#### PROBLEM DETAILS:
Return all lines of the records that contain the word "calories".
[Start of section]
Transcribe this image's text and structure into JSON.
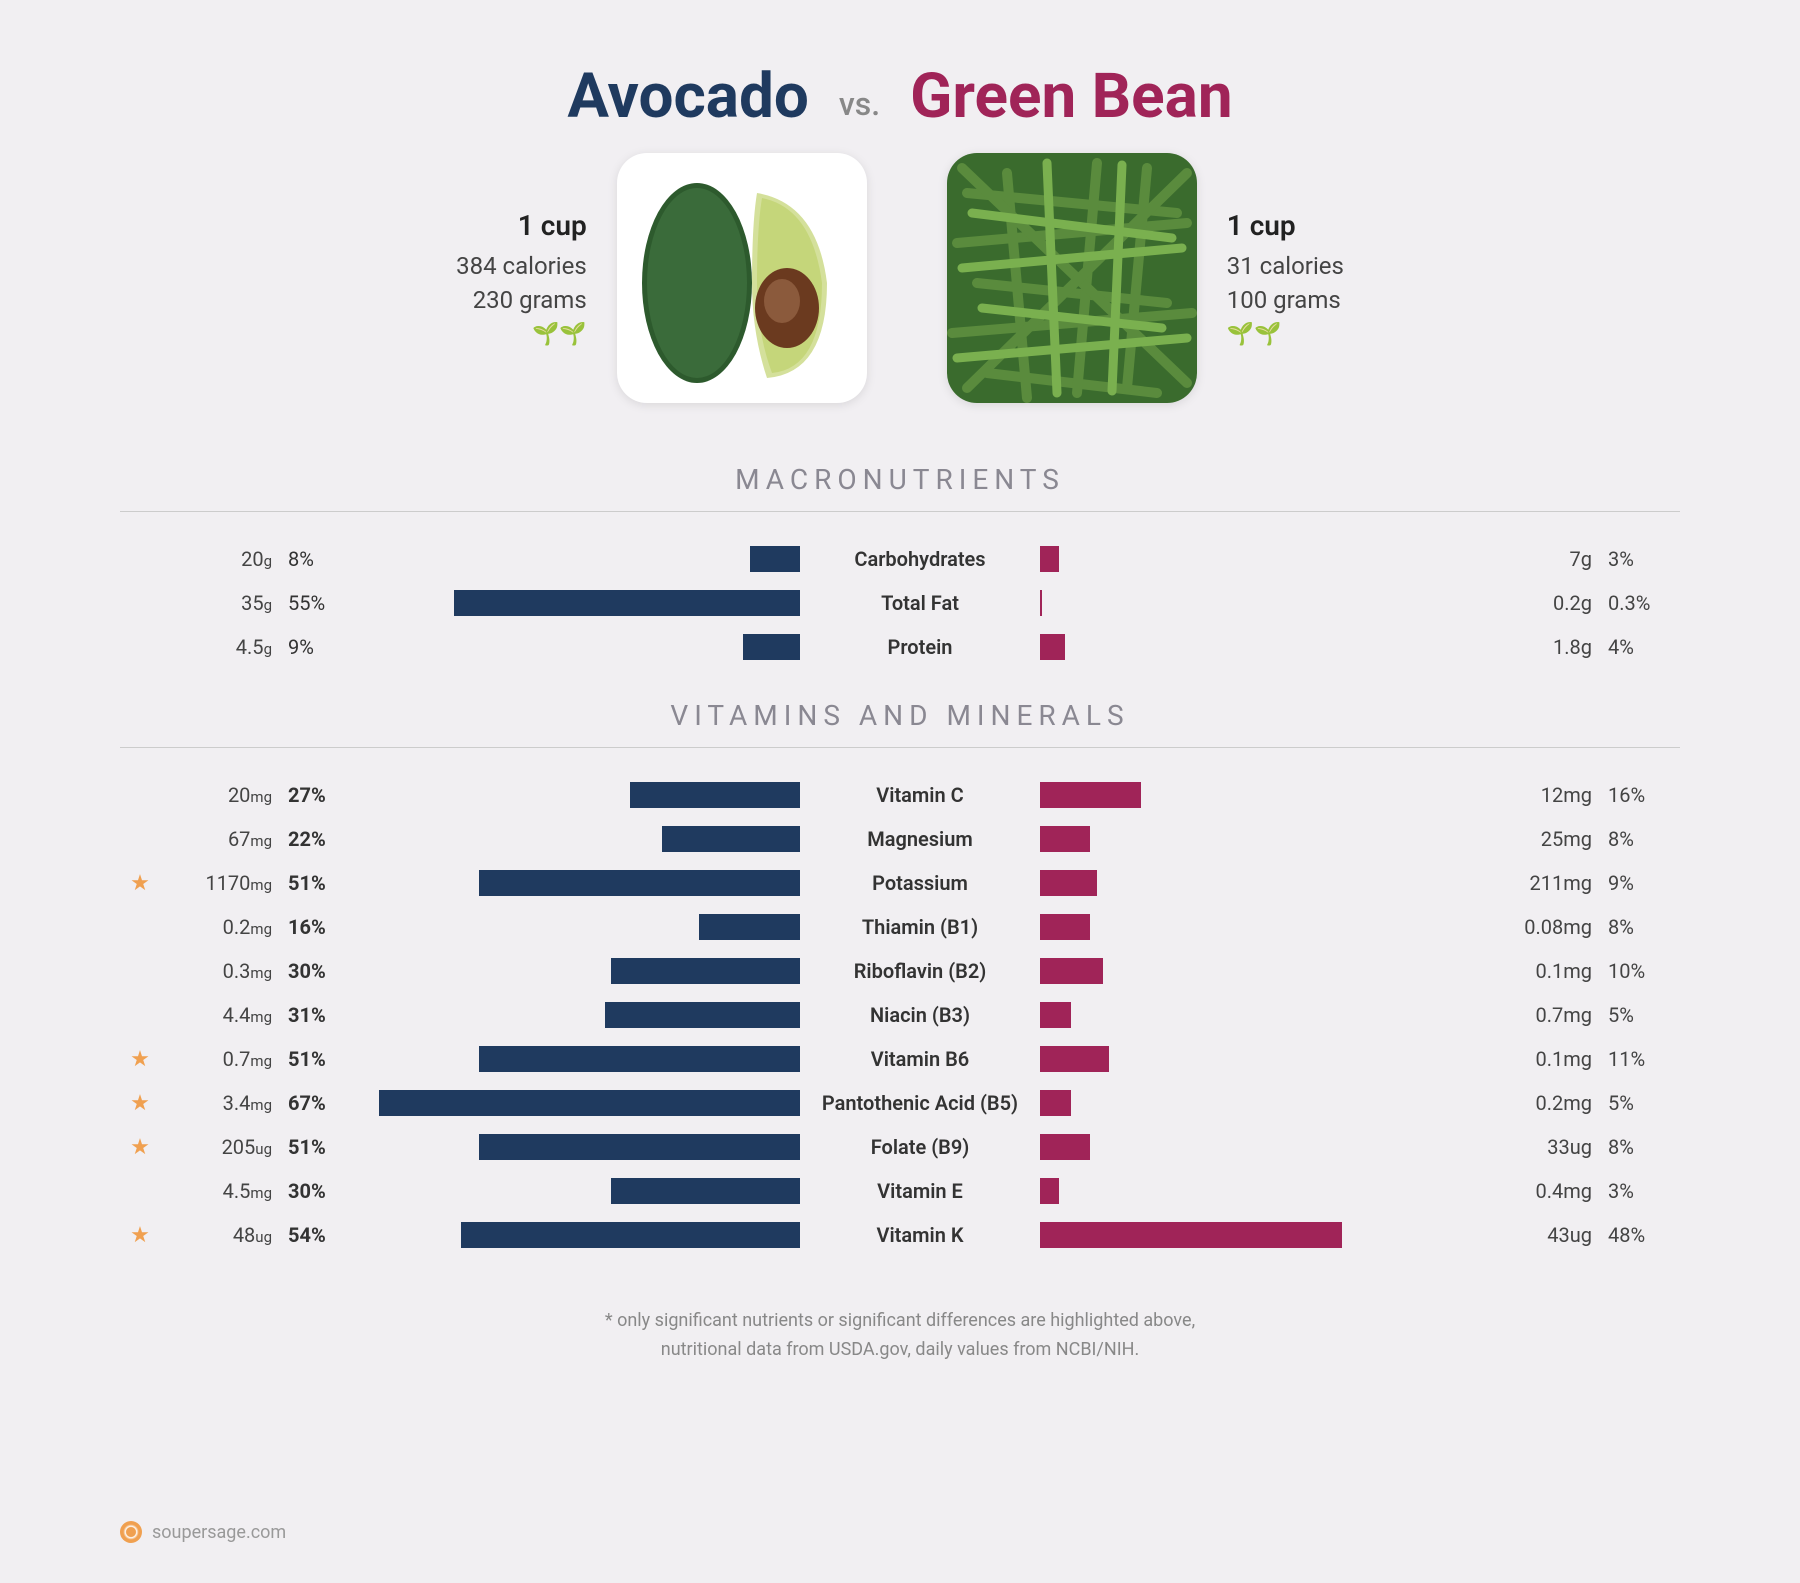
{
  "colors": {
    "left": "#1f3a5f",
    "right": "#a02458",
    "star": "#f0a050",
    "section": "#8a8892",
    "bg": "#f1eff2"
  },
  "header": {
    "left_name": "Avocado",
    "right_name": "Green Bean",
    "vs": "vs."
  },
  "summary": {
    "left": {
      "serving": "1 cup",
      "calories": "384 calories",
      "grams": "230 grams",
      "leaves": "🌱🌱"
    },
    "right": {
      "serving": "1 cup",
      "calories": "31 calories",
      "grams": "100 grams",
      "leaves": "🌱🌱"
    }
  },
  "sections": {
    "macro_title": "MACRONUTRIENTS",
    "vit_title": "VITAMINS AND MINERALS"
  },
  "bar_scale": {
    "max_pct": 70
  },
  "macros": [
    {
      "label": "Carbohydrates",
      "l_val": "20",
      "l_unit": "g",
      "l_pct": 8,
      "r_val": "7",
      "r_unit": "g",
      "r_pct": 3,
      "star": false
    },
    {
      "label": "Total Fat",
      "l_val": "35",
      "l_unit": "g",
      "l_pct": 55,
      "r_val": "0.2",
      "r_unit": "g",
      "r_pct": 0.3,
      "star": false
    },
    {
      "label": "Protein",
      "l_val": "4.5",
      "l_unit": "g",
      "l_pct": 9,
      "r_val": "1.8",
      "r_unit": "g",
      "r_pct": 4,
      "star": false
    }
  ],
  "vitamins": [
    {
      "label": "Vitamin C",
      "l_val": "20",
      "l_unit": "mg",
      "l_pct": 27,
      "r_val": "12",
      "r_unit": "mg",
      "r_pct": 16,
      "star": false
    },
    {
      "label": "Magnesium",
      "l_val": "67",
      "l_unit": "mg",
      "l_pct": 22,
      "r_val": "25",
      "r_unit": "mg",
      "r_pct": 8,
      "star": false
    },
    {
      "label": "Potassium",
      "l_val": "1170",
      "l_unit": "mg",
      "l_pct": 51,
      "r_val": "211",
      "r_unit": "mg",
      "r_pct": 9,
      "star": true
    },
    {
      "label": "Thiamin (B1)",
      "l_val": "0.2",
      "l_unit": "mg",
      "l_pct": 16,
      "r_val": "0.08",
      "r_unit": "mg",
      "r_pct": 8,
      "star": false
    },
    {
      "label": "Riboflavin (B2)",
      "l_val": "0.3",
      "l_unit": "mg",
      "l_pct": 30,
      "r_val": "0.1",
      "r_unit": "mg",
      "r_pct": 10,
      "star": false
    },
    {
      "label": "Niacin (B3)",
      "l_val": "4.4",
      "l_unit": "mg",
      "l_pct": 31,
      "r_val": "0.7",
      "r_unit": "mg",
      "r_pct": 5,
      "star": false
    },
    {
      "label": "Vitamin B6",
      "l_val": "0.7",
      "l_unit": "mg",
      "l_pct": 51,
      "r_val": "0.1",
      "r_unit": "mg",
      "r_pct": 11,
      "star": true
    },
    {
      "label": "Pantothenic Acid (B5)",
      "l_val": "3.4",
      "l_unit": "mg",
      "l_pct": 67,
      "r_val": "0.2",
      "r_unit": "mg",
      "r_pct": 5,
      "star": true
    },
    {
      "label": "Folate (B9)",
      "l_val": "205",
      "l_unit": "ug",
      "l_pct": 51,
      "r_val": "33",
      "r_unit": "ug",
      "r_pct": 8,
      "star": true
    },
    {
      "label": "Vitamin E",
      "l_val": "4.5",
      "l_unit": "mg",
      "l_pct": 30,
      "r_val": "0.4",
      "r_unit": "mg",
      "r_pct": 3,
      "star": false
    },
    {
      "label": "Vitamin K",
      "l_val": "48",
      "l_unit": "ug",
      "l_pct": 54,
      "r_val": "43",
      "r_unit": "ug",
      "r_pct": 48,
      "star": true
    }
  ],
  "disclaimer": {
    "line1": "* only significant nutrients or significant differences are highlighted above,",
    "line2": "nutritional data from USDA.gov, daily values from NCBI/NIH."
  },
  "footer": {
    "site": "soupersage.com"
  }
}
[End of section]
#### ANSWER TO THIS TASK:
      "calories": "384 calories",
      "calories": "31 calories",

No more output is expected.